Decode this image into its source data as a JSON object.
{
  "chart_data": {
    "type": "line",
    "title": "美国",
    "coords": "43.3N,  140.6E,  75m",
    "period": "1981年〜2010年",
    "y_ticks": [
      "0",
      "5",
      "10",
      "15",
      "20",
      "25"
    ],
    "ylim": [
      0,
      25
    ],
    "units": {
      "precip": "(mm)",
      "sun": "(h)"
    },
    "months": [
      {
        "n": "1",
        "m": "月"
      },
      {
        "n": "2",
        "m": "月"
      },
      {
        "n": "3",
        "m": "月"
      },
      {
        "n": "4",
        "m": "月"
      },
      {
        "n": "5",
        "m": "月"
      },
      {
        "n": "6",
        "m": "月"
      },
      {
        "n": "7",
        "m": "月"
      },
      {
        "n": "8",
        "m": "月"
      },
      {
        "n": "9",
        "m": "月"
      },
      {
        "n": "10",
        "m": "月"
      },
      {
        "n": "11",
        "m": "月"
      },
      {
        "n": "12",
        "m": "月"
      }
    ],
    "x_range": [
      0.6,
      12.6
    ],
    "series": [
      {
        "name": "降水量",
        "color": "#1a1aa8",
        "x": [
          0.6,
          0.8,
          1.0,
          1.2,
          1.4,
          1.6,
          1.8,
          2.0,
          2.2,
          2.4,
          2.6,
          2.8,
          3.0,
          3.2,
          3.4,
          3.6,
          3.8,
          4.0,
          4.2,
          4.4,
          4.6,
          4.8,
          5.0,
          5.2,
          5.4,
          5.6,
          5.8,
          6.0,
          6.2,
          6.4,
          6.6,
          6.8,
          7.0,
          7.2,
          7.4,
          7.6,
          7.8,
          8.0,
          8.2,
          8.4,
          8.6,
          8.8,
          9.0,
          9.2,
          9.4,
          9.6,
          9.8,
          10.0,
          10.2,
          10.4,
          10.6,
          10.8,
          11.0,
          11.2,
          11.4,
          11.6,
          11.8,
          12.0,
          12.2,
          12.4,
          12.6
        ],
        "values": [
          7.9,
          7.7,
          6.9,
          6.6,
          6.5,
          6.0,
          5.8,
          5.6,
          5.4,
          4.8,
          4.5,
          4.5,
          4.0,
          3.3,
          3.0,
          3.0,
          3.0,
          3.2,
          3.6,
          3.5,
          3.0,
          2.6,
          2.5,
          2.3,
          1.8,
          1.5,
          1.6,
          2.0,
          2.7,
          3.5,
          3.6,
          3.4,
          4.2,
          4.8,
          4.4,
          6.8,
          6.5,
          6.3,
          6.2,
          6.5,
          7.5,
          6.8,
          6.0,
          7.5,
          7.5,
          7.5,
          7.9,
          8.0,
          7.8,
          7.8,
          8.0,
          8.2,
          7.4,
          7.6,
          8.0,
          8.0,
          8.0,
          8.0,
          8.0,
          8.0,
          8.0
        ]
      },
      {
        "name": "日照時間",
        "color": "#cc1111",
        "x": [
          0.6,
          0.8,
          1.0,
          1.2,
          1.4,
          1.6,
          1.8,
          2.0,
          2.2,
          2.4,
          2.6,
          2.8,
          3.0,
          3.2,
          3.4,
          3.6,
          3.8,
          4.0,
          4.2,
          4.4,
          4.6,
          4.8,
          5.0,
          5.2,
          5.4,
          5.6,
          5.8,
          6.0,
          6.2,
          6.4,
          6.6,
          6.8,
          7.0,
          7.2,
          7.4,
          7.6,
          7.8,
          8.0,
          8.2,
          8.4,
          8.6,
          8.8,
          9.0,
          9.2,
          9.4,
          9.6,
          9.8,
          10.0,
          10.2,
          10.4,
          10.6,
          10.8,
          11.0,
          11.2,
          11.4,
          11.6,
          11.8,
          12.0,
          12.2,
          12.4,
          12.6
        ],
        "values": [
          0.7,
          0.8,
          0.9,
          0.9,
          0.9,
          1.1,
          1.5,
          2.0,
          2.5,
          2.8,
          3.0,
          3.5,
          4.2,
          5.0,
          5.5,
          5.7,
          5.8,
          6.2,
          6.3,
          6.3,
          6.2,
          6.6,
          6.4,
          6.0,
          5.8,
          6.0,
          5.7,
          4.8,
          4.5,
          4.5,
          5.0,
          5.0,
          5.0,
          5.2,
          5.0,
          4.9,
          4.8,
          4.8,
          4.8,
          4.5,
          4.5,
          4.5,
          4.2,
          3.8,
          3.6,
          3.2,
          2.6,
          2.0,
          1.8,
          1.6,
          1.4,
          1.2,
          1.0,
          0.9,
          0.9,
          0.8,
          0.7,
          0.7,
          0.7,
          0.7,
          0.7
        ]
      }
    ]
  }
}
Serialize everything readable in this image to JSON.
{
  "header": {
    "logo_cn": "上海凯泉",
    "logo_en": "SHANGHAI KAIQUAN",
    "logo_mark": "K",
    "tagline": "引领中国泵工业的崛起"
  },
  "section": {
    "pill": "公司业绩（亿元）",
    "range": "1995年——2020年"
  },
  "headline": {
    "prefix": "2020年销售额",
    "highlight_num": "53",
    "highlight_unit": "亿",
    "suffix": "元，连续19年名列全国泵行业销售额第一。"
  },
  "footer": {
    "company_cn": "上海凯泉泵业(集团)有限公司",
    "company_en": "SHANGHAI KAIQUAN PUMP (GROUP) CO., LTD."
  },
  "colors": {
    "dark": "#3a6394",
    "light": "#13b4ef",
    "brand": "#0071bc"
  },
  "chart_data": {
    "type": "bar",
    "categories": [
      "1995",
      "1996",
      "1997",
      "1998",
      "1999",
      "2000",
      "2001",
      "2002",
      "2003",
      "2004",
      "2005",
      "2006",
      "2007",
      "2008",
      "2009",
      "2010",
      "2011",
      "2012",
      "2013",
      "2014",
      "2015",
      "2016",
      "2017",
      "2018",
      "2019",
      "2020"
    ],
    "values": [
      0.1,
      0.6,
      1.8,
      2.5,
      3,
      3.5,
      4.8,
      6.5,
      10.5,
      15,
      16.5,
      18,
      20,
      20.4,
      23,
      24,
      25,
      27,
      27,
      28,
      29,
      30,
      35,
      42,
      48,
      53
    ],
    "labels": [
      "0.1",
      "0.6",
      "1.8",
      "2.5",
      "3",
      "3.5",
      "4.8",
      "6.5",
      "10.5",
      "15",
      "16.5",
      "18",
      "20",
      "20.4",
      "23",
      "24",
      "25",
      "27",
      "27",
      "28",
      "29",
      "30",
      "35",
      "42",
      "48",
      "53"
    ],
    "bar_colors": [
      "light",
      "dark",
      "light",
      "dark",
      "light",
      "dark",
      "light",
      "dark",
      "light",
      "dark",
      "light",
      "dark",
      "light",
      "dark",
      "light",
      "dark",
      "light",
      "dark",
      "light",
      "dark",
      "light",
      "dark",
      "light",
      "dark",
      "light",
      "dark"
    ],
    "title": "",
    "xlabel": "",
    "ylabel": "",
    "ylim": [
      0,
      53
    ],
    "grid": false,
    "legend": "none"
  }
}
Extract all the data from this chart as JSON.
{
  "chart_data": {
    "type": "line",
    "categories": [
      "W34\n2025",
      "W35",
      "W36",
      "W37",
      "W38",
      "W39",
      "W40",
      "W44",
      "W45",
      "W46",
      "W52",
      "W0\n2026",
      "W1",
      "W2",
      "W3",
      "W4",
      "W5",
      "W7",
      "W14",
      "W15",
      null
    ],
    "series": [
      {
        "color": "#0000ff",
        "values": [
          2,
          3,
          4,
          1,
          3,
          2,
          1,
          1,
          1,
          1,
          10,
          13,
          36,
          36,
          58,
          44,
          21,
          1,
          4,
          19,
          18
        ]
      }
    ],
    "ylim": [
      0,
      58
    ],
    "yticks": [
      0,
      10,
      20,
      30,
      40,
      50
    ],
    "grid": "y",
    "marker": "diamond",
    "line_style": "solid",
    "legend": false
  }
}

- Given exercise -
Pull out every line above that holds the word "JSON".

- Result for this task -
Decode this image into its source data as a JSON object.
Serialize everything readable in this image to JSON.
Extract all the data from this chart as JSON.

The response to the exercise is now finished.